[Records]
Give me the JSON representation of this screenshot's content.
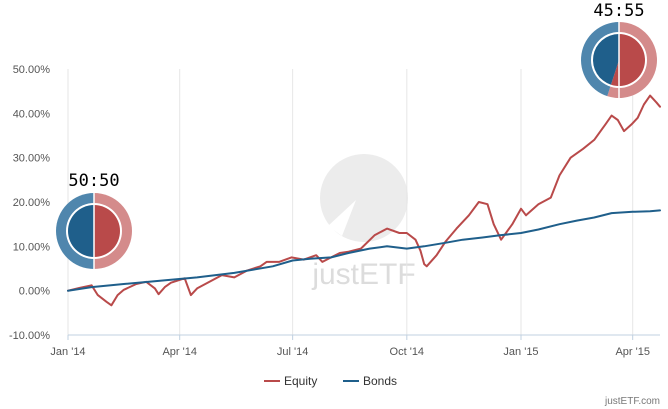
{
  "chart_data": {
    "type": "line",
    "title": "",
    "xlabel": "",
    "ylabel": "",
    "ylim": [
      -10,
      50
    ],
    "yticks": [
      -10,
      0,
      10,
      20,
      30,
      40,
      50
    ],
    "ytick_labels": [
      "-10.00%",
      "0.00%",
      "10.00%",
      "20.00%",
      "30.00%",
      "40.00%",
      "50.00%"
    ],
    "xlim": [
      "2014-01-01",
      "2015-04-23"
    ],
    "xticks": [
      "2014-01-01",
      "2014-04-01",
      "2014-07-01",
      "2014-10-01",
      "2015-01-01",
      "2015-04-01"
    ],
    "xtick_labels": [
      "Jan '14",
      "Apr '14",
      "Jul '14",
      "Oct '14",
      "Jan '15",
      "Apr '15"
    ],
    "grid": "vertical",
    "legend": "bottom-center",
    "series": [
      {
        "name": "Equity",
        "color": "#b94a4a",
        "points": [
          [
            "2014-01-01",
            0.0
          ],
          [
            "2014-01-10",
            0.6
          ],
          [
            "2014-01-20",
            1.2
          ],
          [
            "2014-01-25",
            -1.0
          ],
          [
            "2014-02-01",
            -2.5
          ],
          [
            "2014-02-05",
            -3.3
          ],
          [
            "2014-02-10",
            -1.0
          ],
          [
            "2014-02-15",
            0.2
          ],
          [
            "2014-02-25",
            1.5
          ],
          [
            "2014-03-05",
            2.0
          ],
          [
            "2014-03-12",
            0.5
          ],
          [
            "2014-03-15",
            -0.8
          ],
          [
            "2014-03-20",
            0.8
          ],
          [
            "2014-03-25",
            1.8
          ],
          [
            "2014-04-05",
            2.8
          ],
          [
            "2014-04-10",
            -1.0
          ],
          [
            "2014-04-15",
            0.5
          ],
          [
            "2014-04-25",
            2.0
          ],
          [
            "2014-05-05",
            3.5
          ],
          [
            "2014-05-15",
            3.0
          ],
          [
            "2014-05-25",
            4.5
          ],
          [
            "2014-06-05",
            5.5
          ],
          [
            "2014-06-10",
            6.5
          ],
          [
            "2014-06-20",
            6.5
          ],
          [
            "2014-06-30",
            7.5
          ],
          [
            "2014-07-10",
            7.0
          ],
          [
            "2014-07-20",
            8.0
          ],
          [
            "2014-07-25",
            6.5
          ],
          [
            "2014-08-01",
            7.5
          ],
          [
            "2014-08-08",
            8.5
          ],
          [
            "2014-08-15",
            8.8
          ],
          [
            "2014-08-25",
            9.5
          ],
          [
            "2014-09-05",
            12.5
          ],
          [
            "2014-09-15",
            14.0
          ],
          [
            "2014-09-25",
            13.0
          ],
          [
            "2014-10-01",
            13.0
          ],
          [
            "2014-10-08",
            11.5
          ],
          [
            "2014-10-12",
            9.0
          ],
          [
            "2014-10-15",
            6.0
          ],
          [
            "2014-10-17",
            5.5
          ],
          [
            "2014-10-25",
            8.0
          ],
          [
            "2014-11-01",
            11.0
          ],
          [
            "2014-11-10",
            14.0
          ],
          [
            "2014-11-20",
            17.0
          ],
          [
            "2014-11-28",
            20.0
          ],
          [
            "2014-12-05",
            19.5
          ],
          [
            "2014-12-10",
            15.0
          ],
          [
            "2014-12-16",
            11.5
          ],
          [
            "2014-12-25",
            15.0
          ],
          [
            "2015-01-01",
            18.5
          ],
          [
            "2015-01-05",
            17.0
          ],
          [
            "2015-01-15",
            19.5
          ],
          [
            "2015-01-25",
            21.0
          ],
          [
            "2015-02-01",
            26.0
          ],
          [
            "2015-02-10",
            30.0
          ],
          [
            "2015-02-20",
            32.0
          ],
          [
            "2015-03-01",
            34.0
          ],
          [
            "2015-03-10",
            37.5
          ],
          [
            "2015-03-15",
            39.5
          ],
          [
            "2015-03-20",
            38.5
          ],
          [
            "2015-03-25",
            36.0
          ],
          [
            "2015-03-31",
            37.5
          ],
          [
            "2015-04-05",
            39.0
          ],
          [
            "2015-04-10",
            42.0
          ],
          [
            "2015-04-15",
            44.0
          ],
          [
            "2015-04-20",
            42.5
          ],
          [
            "2015-04-23",
            41.5
          ]
        ]
      },
      {
        "name": "Bonds",
        "color": "#1f5f8b",
        "points": [
          [
            "2014-01-01",
            0.0
          ],
          [
            "2014-01-20",
            0.8
          ],
          [
            "2014-02-15",
            1.5
          ],
          [
            "2014-03-15",
            2.2
          ],
          [
            "2014-04-15",
            3.0
          ],
          [
            "2014-05-15",
            4.0
          ],
          [
            "2014-06-15",
            5.5
          ],
          [
            "2014-07-01",
            6.8
          ],
          [
            "2014-07-15",
            7.2
          ],
          [
            "2014-08-01",
            7.5
          ],
          [
            "2014-08-15",
            8.5
          ],
          [
            "2014-09-01",
            9.5
          ],
          [
            "2014-09-15",
            10.0
          ],
          [
            "2014-10-01",
            9.5
          ],
          [
            "2014-10-15",
            10.0
          ],
          [
            "2014-11-01",
            10.8
          ],
          [
            "2014-11-15",
            11.5
          ],
          [
            "2014-12-01",
            12.0
          ],
          [
            "2014-12-15",
            12.5
          ],
          [
            "2015-01-01",
            13.0
          ],
          [
            "2015-01-15",
            13.8
          ],
          [
            "2015-02-01",
            15.0
          ],
          [
            "2015-02-15",
            15.8
          ],
          [
            "2015-03-01",
            16.5
          ],
          [
            "2015-03-15",
            17.5
          ],
          [
            "2015-04-01",
            17.8
          ],
          [
            "2015-04-15",
            17.9
          ],
          [
            "2015-04-23",
            18.1
          ]
        ]
      }
    ]
  },
  "allocation_badges": [
    {
      "label": "50:50",
      "equity_share": 0.5,
      "bonds_share": 0.5
    },
    {
      "label": "45:55",
      "equity_share": 0.55,
      "bonds_share": 0.45
    }
  ],
  "watermark": {
    "text": "justETF"
  },
  "credit": {
    "text": "justETF.com"
  },
  "colors": {
    "equity": "#b94a4a",
    "equity_ring": "#d48b8b",
    "bonds": "#1f5f8b",
    "bonds_ring": "#4f86ad",
    "axis": "#c0d0e0",
    "grid": "#e6e6e6"
  }
}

== INSTRUCTION ==
Reproduce the material word for word. Any pictures should be left out of the copy.

== TASK SOLUTION ==
Give me the JSON representation of this screenshot's content.
{
  "chart_data": {
    "type": "line",
    "title": "",
    "xlabel": "",
    "ylabel": "",
    "ylim": [
      -10,
      50
    ],
    "yticks": [
      -10,
      0,
      10,
      20,
      30,
      40,
      50
    ],
    "ytick_labels": [
      "-10.00%",
      "0.00%",
      "10.00%",
      "20.00%",
      "30.00%",
      "40.00%",
      "50.00%"
    ],
    "xlim": [
      "2014-01-01",
      "2015-04-23"
    ],
    "xticks": [
      "2014-01-01",
      "2014-04-01",
      "2014-07-01",
      "2014-10-01",
      "2015-01-01",
      "2015-04-01"
    ],
    "xtick_labels": [
      "Jan '14",
      "Apr '14",
      "Jul '14",
      "Oct '14",
      "Jan '15",
      "Apr '15"
    ],
    "grid": "vertical",
    "legend": "bottom-center",
    "series": [
      {
        "name": "Equity",
        "color": "#b94a4a",
        "points": [
          [
            "2014-01-01",
            0.0
          ],
          [
            "2014-01-10",
            0.6
          ],
          [
            "2014-01-20",
            1.2
          ],
          [
            "2014-01-25",
            -1.0
          ],
          [
            "2014-02-01",
            -2.5
          ],
          [
            "2014-02-05",
            -3.3
          ],
          [
            "2014-02-10",
            -1.0
          ],
          [
            "2014-02-15",
            0.2
          ],
          [
            "2014-02-25",
            1.5
          ],
          [
            "2014-03-05",
            2.0
          ],
          [
            "2014-03-12",
            0.5
          ],
          [
            "2014-03-15",
            -0.8
          ],
          [
            "2014-03-20",
            0.8
          ],
          [
            "2014-03-25",
            1.8
          ],
          [
            "2014-04-05",
            2.8
          ],
          [
            "2014-04-10",
            -1.0
          ],
          [
            "2014-04-15",
            0.5
          ],
          [
            "2014-04-25",
            2.0
          ],
          [
            "2014-05-05",
            3.5
          ],
          [
            "2014-05-15",
            3.0
          ],
          [
            "2014-05-25",
            4.5
          ],
          [
            "2014-06-05",
            5.5
          ],
          [
            "2014-06-10",
            6.5
          ],
          [
            "2014-06-20",
            6.5
          ],
          [
            "2014-06-30",
            7.5
          ],
          [
            "2014-07-10",
            7.0
          ],
          [
            "2014-07-20",
            8.0
          ],
          [
            "2014-07-25",
            6.5
          ],
          [
            "2014-08-01",
            7.5
          ],
          [
            "2014-08-08",
            8.5
          ],
          [
            "2014-08-15",
            8.8
          ],
          [
            "2014-08-25",
            9.5
          ],
          [
            "2014-09-05",
            12.5
          ],
          [
            "2014-09-15",
            14.0
          ],
          [
            "2014-09-25",
            13.0
          ],
          [
            "2014-10-01",
            13.0
          ],
          [
            "2014-10-08",
            11.5
          ],
          [
            "2014-10-12",
            9.0
          ],
          [
            "2014-10-15",
            6.0
          ],
          [
            "2014-10-17",
            5.5
          ],
          [
            "2014-10-25",
            8.0
          ],
          [
            "2014-11-01",
            11.0
          ],
          [
            "2014-11-10",
            14.0
          ],
          [
            "2014-11-20",
            17.0
          ],
          [
            "2014-11-28",
            20.0
          ],
          [
            "2014-12-05",
            19.5
          ],
          [
            "2014-12-10",
            15.0
          ],
          [
            "2014-12-16",
            11.5
          ],
          [
            "2014-12-25",
            15.0
          ],
          [
            "2015-01-01",
            18.5
          ],
          [
            "2015-01-05",
            17.0
          ],
          [
            "2015-01-15",
            19.5
          ],
          [
            "2015-01-25",
            21.0
          ],
          [
            "2015-02-01",
            26.0
          ],
          [
            "2015-02-10",
            30.0
          ],
          [
            "2015-02-20",
            32.0
          ],
          [
            "2015-03-01",
            34.0
          ],
          [
            "2015-03-10",
            37.5
          ],
          [
            "2015-03-15",
            39.5
          ],
          [
            "2015-03-20",
            38.5
          ],
          [
            "2015-03-25",
            36.0
          ],
          [
            "2015-03-31",
            37.5
          ],
          [
            "2015-04-05",
            39.0
          ],
          [
            "2015-04-10",
            42.0
          ],
          [
            "2015-04-15",
            44.0
          ],
          [
            "2015-04-20",
            42.5
          ],
          [
            "2015-04-23",
            41.5
          ]
        ]
      },
      {
        "name": "Bonds",
        "color": "#1f5f8b",
        "points": [
          [
            "2014-01-01",
            0.0
          ],
          [
            "2014-01-20",
            0.8
          ],
          [
            "2014-02-15",
            1.5
          ],
          [
            "2014-03-15",
            2.2
          ],
          [
            "2014-04-15",
            3.0
          ],
          [
            "2014-05-15",
            4.0
          ],
          [
            "2014-06-15",
            5.5
          ],
          [
            "2014-07-01",
            6.8
          ],
          [
            "2014-07-15",
            7.2
          ],
          [
            "2014-08-01",
            7.5
          ],
          [
            "2014-08-15",
            8.5
          ],
          [
            "2014-09-01",
            9.5
          ],
          [
            "2014-09-15",
            10.0
          ],
          [
            "2014-10-01",
            9.5
          ],
          [
            "2014-10-15",
            10.0
          ],
          [
            "2014-11-01",
            10.8
          ],
          [
            "2014-11-15",
            11.5
          ],
          [
            "2014-12-01",
            12.0
          ],
          [
            "2014-12-15",
            12.5
          ],
          [
            "2015-01-01",
            13.0
          ],
          [
            "2015-01-15",
            13.8
          ],
          [
            "2015-02-01",
            15.0
          ],
          [
            "2015-02-15",
            15.8
          ],
          [
            "2015-03-01",
            16.5
          ],
          [
            "2015-03-15",
            17.5
          ],
          [
            "2015-04-01",
            17.8
          ],
          [
            "2015-04-15",
            17.9
          ],
          [
            "2015-04-23",
            18.1
          ]
        ]
      }
    ]
  },
  "allocation_badges": [
    {
      "label": "50:50",
      "equity_share": 0.5,
      "bonds_share": 0.5
    },
    {
      "label": "45:55",
      "equity_share": 0.55,
      "bonds_share": 0.45
    }
  ],
  "watermark": {
    "text": "justETF"
  },
  "credit": {
    "text": "justETF.com"
  },
  "colors": {
    "equity": "#b94a4a",
    "equity_ring": "#d48b8b",
    "bonds": "#1f5f8b",
    "bonds_ring": "#4f86ad",
    "axis": "#c0d0e0",
    "grid": "#e6e6e6"
  }
}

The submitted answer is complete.